● Stored data entries:
▬▬▬▬▬▬▬▬▬▬
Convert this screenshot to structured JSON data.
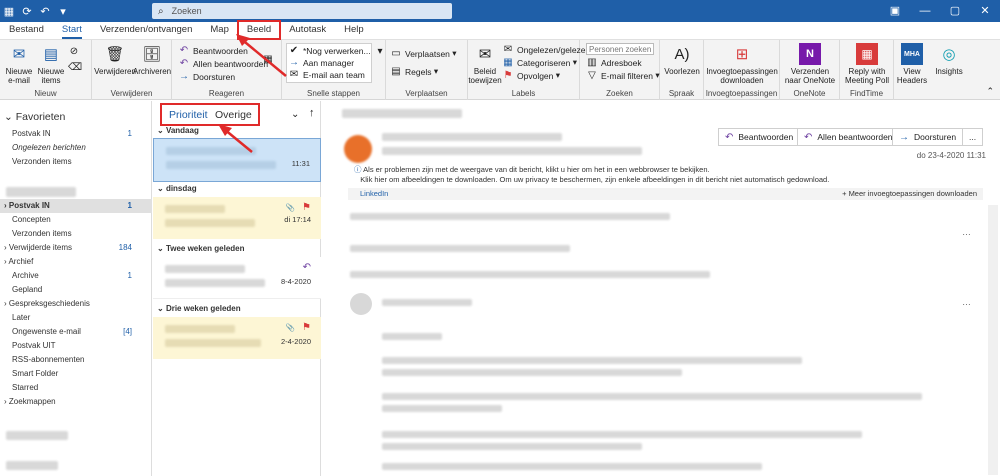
{
  "search": {
    "placeholder": "Zoeken"
  },
  "tabs": [
    {
      "label": "Bestand"
    },
    {
      "label": "Start"
    },
    {
      "label": "Verzenden/ontvangen"
    },
    {
      "label": "Map"
    },
    {
      "label": "Beeld"
    },
    {
      "label": "Autotask"
    },
    {
      "label": "Help"
    }
  ],
  "ribbon": {
    "nieuw": {
      "new_email": "Nieuwe e-mail",
      "new_items": "Nieuwe items",
      "group": "Nieuw"
    },
    "verwijderen": {
      "delete": "Verwijderen",
      "archive": "Archiveren",
      "group": "Verwijderen"
    },
    "reageren": {
      "reply": "Beantwoorden",
      "reply_all": "Allen beantwoorden",
      "forward": "Doorsturen",
      "group": "Reageren"
    },
    "snelle": {
      "s1": "*Nog verwerken...",
      "s2": "Aan manager",
      "s3": "E-mail aan team",
      "group": "Snelle stappen"
    },
    "verplaatsen": {
      "move": "Verplaatsen",
      "rules": "Regels",
      "group": "Verplaatsen"
    },
    "labels": {
      "policy": "Beleid toewijzen",
      "read": "Ongelezen/gelezen",
      "cat": "Categoriseren",
      "follow": "Opvolgen",
      "group": "Labels"
    },
    "zoeken": {
      "people_placeholder": "Personen zoeken",
      "addressbook": "Adresboek",
      "filter": "E-mail filteren",
      "group": "Zoeken"
    },
    "spraak": {
      "read_aloud": "Voorlezen",
      "group": "Spraak"
    },
    "invoeg": {
      "get": "Invoegtoepassingen downloaden",
      "group": "Invoegtoepassingen"
    },
    "onenote": {
      "send": "Verzenden naar OneNote",
      "group": "OneNote"
    },
    "findtime": {
      "reply": "Reply with Meeting Poll",
      "group": "FindTime"
    },
    "mha": {
      "label": "View Headers",
      "icon_text": "MHA"
    },
    "insights": {
      "label": "Insights"
    }
  },
  "nav": {
    "favorites": "Favorieten",
    "fav_items": [
      {
        "label": "Postvak IN",
        "count": "1"
      },
      {
        "label": "Ongelezen berichten",
        "count": ""
      },
      {
        "label": "Verzonden items",
        "count": ""
      }
    ],
    "folders": [
      {
        "label": "Postvak IN",
        "count": "1"
      },
      {
        "label": "Concepten",
        "count": ""
      },
      {
        "label": "Verzonden items",
        "count": ""
      },
      {
        "label": "Verwijderde items",
        "count": "184"
      },
      {
        "label": "Archief",
        "count": ""
      },
      {
        "label": "Archive",
        "count": "1"
      },
      {
        "label": "Gepland",
        "count": ""
      },
      {
        "label": "Gespreksgeschiedenis",
        "count": ""
      },
      {
        "label": "Later",
        "count": ""
      },
      {
        "label": "Ongewenste e-mail",
        "count": "[4]"
      },
      {
        "label": "Postvak UIT",
        "count": ""
      },
      {
        "label": "RSS-abonnementen",
        "count": ""
      },
      {
        "label": "Smart Folder",
        "count": ""
      },
      {
        "label": "Starred",
        "count": ""
      },
      {
        "label": "Zoekmappen",
        "count": ""
      }
    ]
  },
  "msglist": {
    "focused": "Prioriteit",
    "other": "Overige",
    "groups": [
      {
        "label": "Vandaag",
        "time": "11:31"
      },
      {
        "label": "dinsdag",
        "time": "di 17:14"
      },
      {
        "label": "Twee weken geleden",
        "time": "8-4-2020"
      },
      {
        "label": "Drie weken geleden",
        "time": "2-4-2020"
      }
    ]
  },
  "reading": {
    "reply": "Beantwoorden",
    "reply_all": "Allen beantwoorden",
    "forward": "Doorsturen",
    "more": "...",
    "date": "do 23-4-2020 11:31",
    "info1": "Als er problemen zijn met de weergave van dit bericht, klikt u hier om het in een webbrowser te bekijken.",
    "info2": "Klik hier om afbeeldingen te downloaden. Om uw privacy te beschermen, zijn enkele afbeeldingen in dit bericht niet automatisch gedownload.",
    "linkedin": "LinkedIn",
    "more_addins": "Meer invoegtoepassingen downloaden"
  },
  "colors": {
    "accent": "#1f5fa8",
    "highlight": "#e02a2a",
    "flag": "#d83b3b",
    "unread_bg": "#fdf6d5",
    "selected_bg": "#cde3f7"
  }
}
▬▬▬▬▬▬▬▬▬▬
● Given instruction: Show every line from the entries above in which the word "Nieuwe" appears.

● Full answer:
      "new_email": "Nieuwe e-mail",
      "new_items": "Nieuwe items",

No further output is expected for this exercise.